=== EXTRACTED MATERIAL ===

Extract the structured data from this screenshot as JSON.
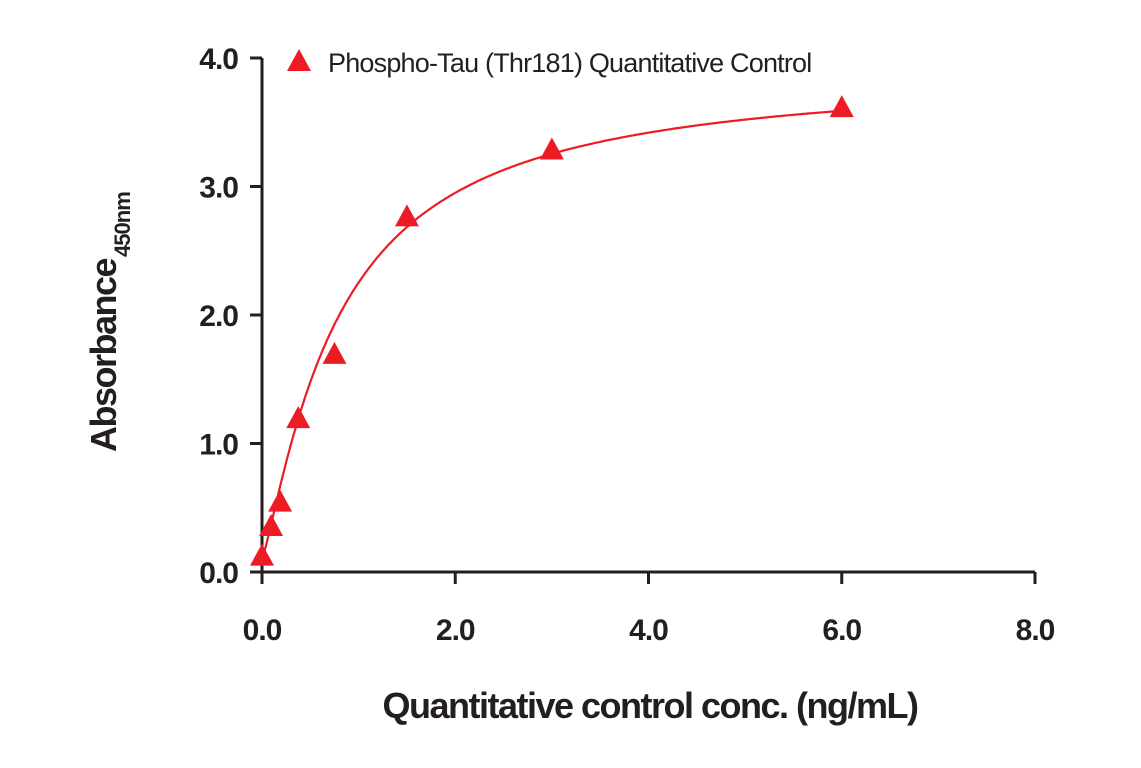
{
  "chart_data": {
    "type": "scatter",
    "title": "",
    "xlabel": "Quantitative control conc. (ng/mL)",
    "ylabel": "Absorbance",
    "ylabel_subscript": "450nm",
    "xlim": [
      0,
      8
    ],
    "ylim": [
      0,
      4
    ],
    "xticks": [
      "0.0",
      "2.0",
      "4.0",
      "6.0",
      "8.0"
    ],
    "yticks": [
      "0.0",
      "1.0",
      "2.0",
      "3.0",
      "4.0"
    ],
    "grid": false,
    "legend_position": "top-left",
    "series": [
      {
        "name": "Phospho-Tau (Thr181) Quantitative Control",
        "color": "#ed1c24",
        "marker": "triangle",
        "fit_line": true,
        "x": [
          0,
          0.094,
          0.1875,
          0.375,
          0.75,
          1.5,
          3.0,
          6.0
        ],
        "y": [
          0.12,
          0.35,
          0.54,
          1.19,
          1.69,
          2.76,
          3.28,
          3.61
        ]
      }
    ]
  }
}
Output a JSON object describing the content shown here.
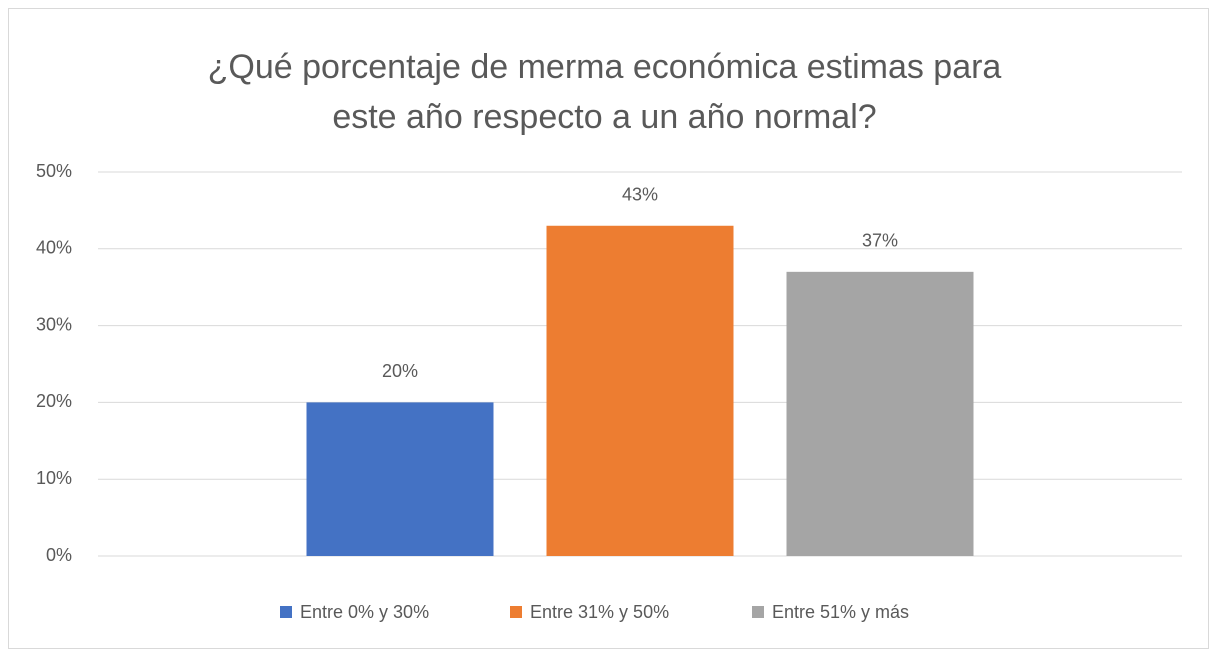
{
  "chart_data": {
    "type": "bar",
    "title": "¿Qué porcentaje de merma económica estimas para\neste año respecto a un año normal?",
    "categories": [
      null
    ],
    "series": [
      {
        "name": "Entre 0% y 30%",
        "color": "#4472c4",
        "values": [
          20
        ],
        "value_labels": [
          "20%"
        ]
      },
      {
        "name": "Entre 31% y 50%",
        "color": "#ed7d31",
        "values": [
          43
        ],
        "value_labels": [
          "43%"
        ]
      },
      {
        "name": "Entre 51% y más",
        "color": "#a5a5a5",
        "values": [
          37
        ],
        "value_labels": [
          "37%"
        ]
      }
    ],
    "ylim": [
      0,
      50
    ],
    "yticks": [
      {
        "value": 0,
        "label": "0%"
      },
      {
        "value": 10,
        "label": "10%"
      },
      {
        "value": 20,
        "label": "20%"
      },
      {
        "value": 30,
        "label": "30%"
      },
      {
        "value": 40,
        "label": "40%"
      },
      {
        "value": 50,
        "label": "50%"
      }
    ],
    "grid": true,
    "legend": "bottom"
  }
}
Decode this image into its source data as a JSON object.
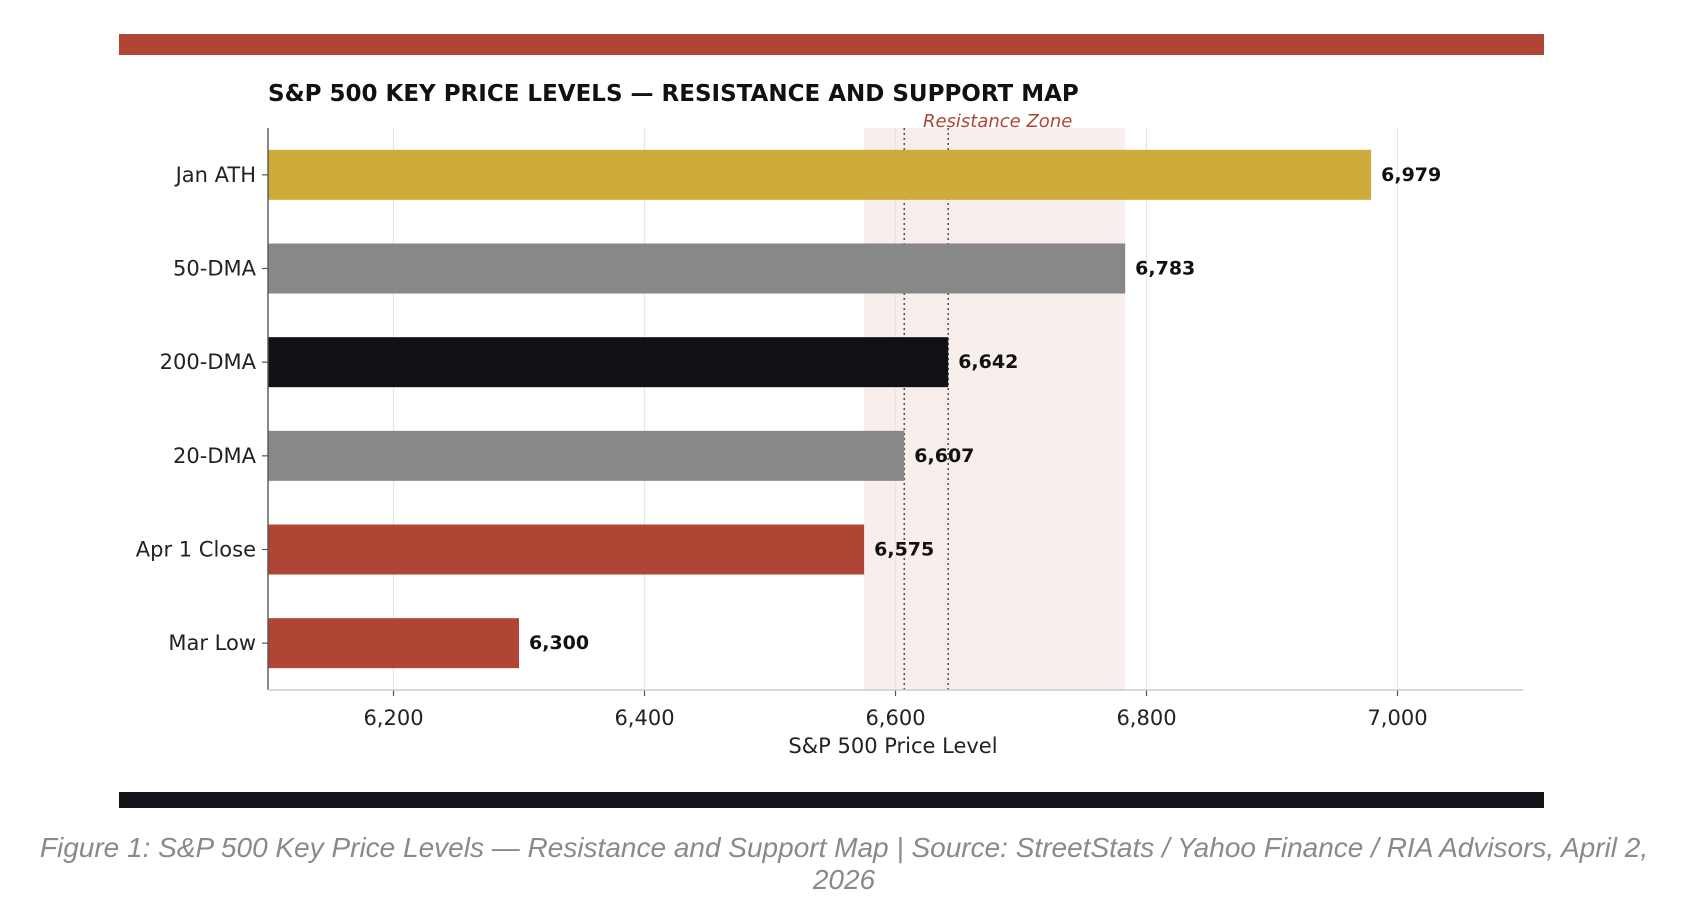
{
  "chart_data": {
    "type": "bar",
    "orientation": "horizontal",
    "title": "S&P 500 KEY PRICE LEVELS — RESISTANCE AND SUPPORT MAP",
    "xlabel": "S&P 500 Price Level",
    "ylabel": "",
    "xlim": [
      6100,
      7100
    ],
    "xticks": [
      6200,
      6400,
      6600,
      6800,
      7000
    ],
    "xtick_labels": [
      "6,200",
      "6,400",
      "6,600",
      "6,800",
      "7,000"
    ],
    "grid": "vertical",
    "categories": [
      "Jan ATH",
      "50-DMA",
      "200-DMA",
      "20-DMA",
      "Apr 1 Close",
      "Mar Low"
    ],
    "values": [
      6979,
      6783,
      6642,
      6607,
      6575,
      6300
    ],
    "value_labels": [
      "6,979",
      "6,783",
      "6,642",
      "6,607",
      "6,575",
      "6,300"
    ],
    "colors": [
      "#cdac3b",
      "#888888",
      "#0f1117",
      "#888888",
      "#b04535",
      "#b04535"
    ],
    "resistance_zone": {
      "label": "Resistance Zone",
      "start": 6575,
      "end": 6783,
      "fill_color": "#f8eeec",
      "label_color": "#b04535"
    },
    "reference_lines": [
      {
        "value": 6607,
        "style": "dotted"
      },
      {
        "value": 6642,
        "style": "dotted"
      }
    ]
  },
  "caption": "Figure 1: S&P 500 Key Price Levels — Resistance and Support Map | Source: StreetStats / Yahoo Finance / RIA Advisors, April 2, 2026",
  "colors": {
    "top_band": "#b04535",
    "bottom_band": "#111318"
  }
}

===

DIRECTIVE
In the material above, find the lines that contain "this" and show them.

PROBLEM SOLUTION
Extract the structured data from this screenshot as JSON.
Decode this image into its source data as a JSON object.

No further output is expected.